-- Task description --
For each line that holds "Resistance", copy the line out.

○ ○ ○

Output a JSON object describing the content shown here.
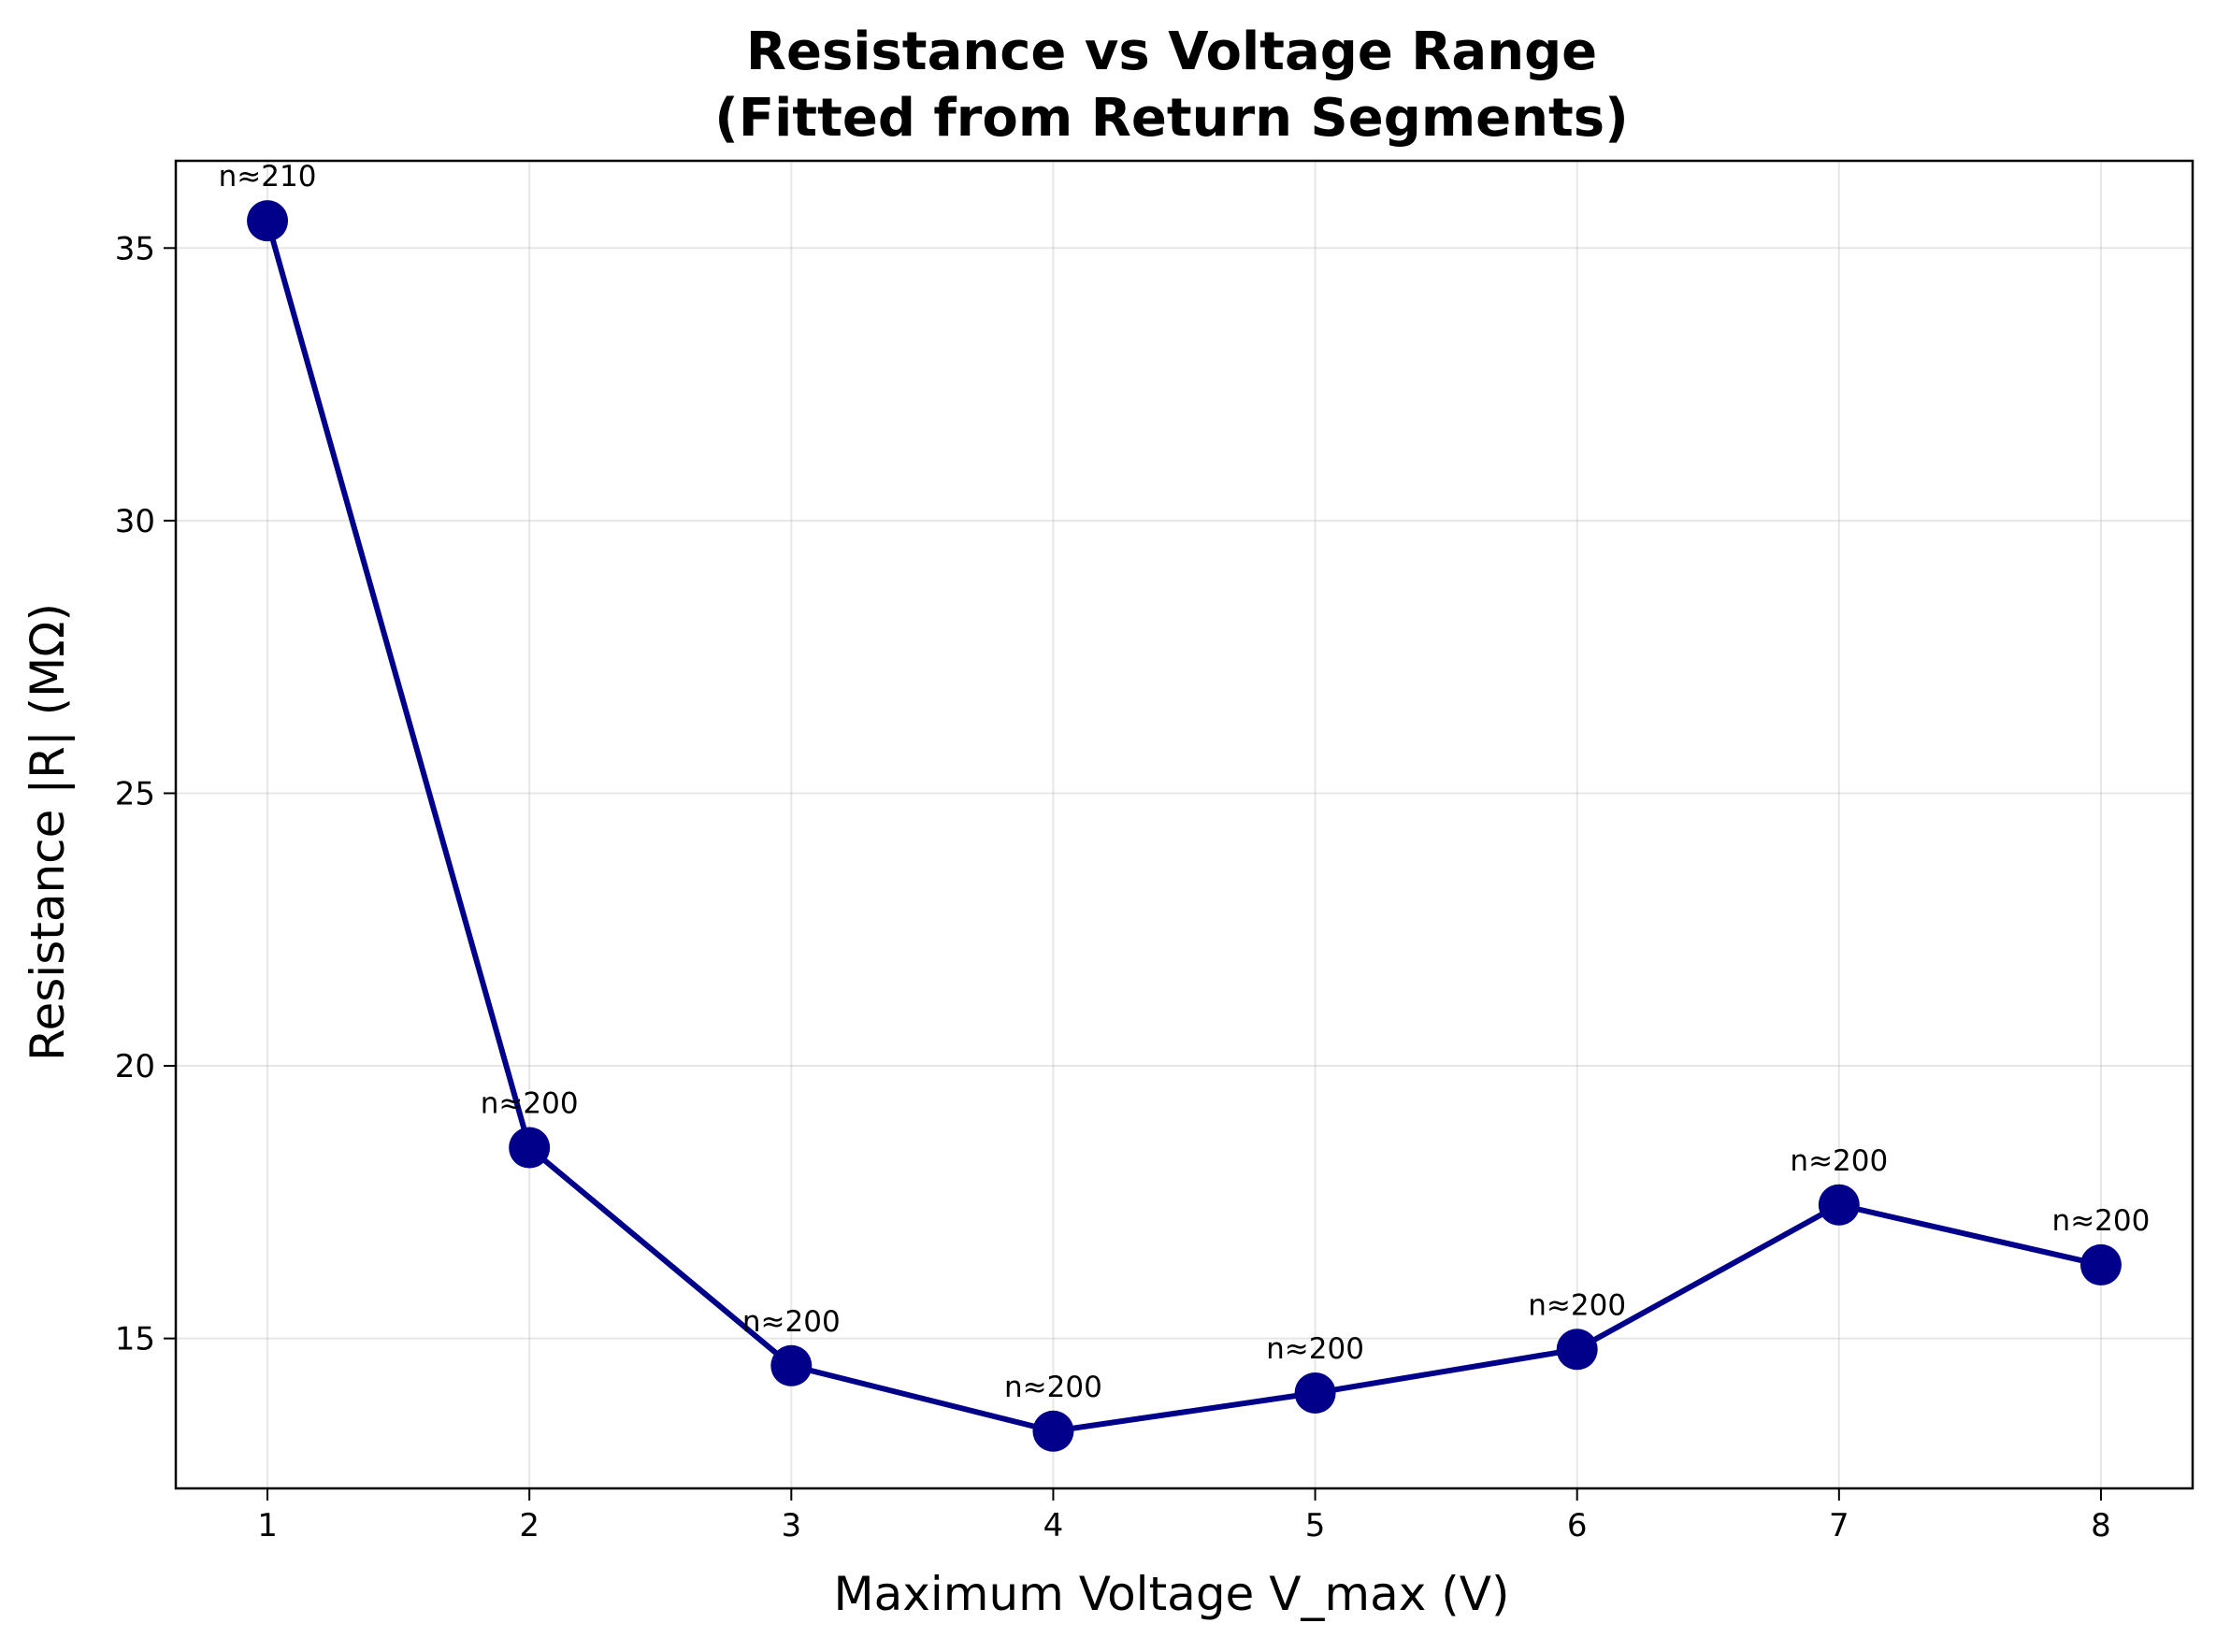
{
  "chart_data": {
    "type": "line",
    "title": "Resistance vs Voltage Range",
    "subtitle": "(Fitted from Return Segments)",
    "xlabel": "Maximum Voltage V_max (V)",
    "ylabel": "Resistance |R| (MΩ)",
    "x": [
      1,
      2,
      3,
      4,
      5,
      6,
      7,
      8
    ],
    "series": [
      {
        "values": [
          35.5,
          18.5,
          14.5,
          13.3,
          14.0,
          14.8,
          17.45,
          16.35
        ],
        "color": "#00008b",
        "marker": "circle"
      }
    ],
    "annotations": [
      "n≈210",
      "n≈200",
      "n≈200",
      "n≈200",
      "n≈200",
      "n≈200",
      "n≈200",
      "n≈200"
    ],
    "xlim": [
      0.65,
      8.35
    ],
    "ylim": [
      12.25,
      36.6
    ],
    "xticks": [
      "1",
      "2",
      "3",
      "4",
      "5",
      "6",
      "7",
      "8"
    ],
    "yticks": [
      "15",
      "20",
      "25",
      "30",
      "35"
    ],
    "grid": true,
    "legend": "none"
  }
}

○ ○ ○

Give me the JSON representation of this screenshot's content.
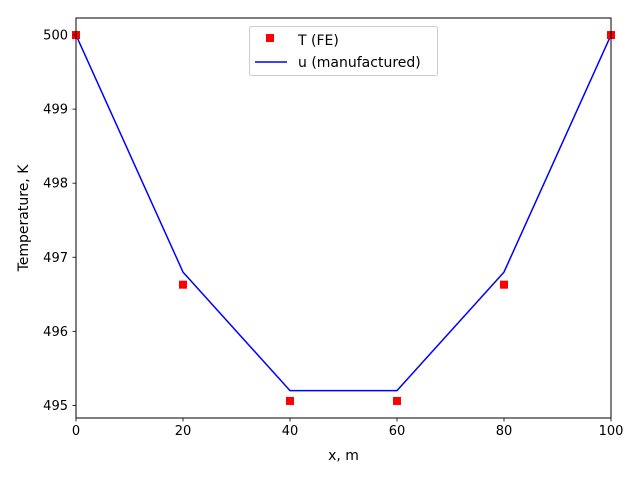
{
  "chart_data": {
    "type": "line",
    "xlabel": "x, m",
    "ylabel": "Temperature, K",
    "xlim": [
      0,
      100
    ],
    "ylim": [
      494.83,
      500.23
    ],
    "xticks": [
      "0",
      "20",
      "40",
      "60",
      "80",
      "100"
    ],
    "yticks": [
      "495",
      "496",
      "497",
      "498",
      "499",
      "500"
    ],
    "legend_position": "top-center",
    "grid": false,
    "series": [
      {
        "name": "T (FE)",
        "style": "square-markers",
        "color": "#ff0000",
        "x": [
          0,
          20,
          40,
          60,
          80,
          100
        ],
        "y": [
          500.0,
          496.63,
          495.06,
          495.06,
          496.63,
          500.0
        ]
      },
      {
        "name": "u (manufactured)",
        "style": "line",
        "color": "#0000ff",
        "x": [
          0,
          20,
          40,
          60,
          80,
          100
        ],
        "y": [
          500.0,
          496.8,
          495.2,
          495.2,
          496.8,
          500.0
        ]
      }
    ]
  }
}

○ ○ ○

-- Task answer --
    "title": "Resistance vs Voltage Range",
    "ylabel": "Resistance |R| (MΩ)",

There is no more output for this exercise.